───── Information provided

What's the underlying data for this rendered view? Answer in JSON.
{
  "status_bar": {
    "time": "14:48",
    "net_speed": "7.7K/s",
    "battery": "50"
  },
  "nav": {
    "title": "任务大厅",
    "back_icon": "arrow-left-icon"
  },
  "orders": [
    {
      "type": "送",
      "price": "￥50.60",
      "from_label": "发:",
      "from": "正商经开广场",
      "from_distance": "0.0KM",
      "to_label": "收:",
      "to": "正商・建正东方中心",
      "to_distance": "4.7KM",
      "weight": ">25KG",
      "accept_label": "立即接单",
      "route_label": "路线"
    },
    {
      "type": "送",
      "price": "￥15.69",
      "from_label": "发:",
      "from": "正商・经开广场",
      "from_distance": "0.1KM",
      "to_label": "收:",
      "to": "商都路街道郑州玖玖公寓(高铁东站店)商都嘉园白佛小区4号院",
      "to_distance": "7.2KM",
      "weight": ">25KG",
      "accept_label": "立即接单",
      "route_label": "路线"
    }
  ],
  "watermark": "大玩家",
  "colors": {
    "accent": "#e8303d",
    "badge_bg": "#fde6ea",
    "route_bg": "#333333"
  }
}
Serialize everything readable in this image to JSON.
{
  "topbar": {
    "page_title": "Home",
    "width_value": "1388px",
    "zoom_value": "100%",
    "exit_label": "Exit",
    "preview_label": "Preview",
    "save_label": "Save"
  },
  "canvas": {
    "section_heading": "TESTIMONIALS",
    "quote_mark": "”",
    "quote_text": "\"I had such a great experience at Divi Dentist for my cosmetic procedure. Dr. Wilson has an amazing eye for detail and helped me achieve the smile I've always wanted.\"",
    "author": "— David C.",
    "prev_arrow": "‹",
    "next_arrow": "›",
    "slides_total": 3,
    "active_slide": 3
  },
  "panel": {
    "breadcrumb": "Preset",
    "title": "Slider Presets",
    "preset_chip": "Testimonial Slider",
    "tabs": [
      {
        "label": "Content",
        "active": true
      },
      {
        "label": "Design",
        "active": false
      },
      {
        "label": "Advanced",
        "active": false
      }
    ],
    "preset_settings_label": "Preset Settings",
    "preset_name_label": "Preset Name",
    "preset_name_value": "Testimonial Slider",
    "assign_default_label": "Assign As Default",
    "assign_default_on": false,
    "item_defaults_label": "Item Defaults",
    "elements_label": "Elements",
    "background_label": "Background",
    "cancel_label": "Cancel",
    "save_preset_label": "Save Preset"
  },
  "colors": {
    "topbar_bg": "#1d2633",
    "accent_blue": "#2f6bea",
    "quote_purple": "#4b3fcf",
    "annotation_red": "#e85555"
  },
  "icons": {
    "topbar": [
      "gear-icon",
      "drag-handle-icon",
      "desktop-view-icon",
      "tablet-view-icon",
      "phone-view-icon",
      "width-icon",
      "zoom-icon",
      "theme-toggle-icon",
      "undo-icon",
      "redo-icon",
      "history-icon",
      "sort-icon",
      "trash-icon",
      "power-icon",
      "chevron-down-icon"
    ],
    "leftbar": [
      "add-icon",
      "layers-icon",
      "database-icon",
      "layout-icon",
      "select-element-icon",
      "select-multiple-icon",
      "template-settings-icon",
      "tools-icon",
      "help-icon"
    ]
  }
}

──────────

What needs to be done | Search the listing for the string "this". Copy each line where it turns up.

Written solution |
What's the underlying data for this rendered view? Answer in JSON.
Serialize everything readable in this image to JSON.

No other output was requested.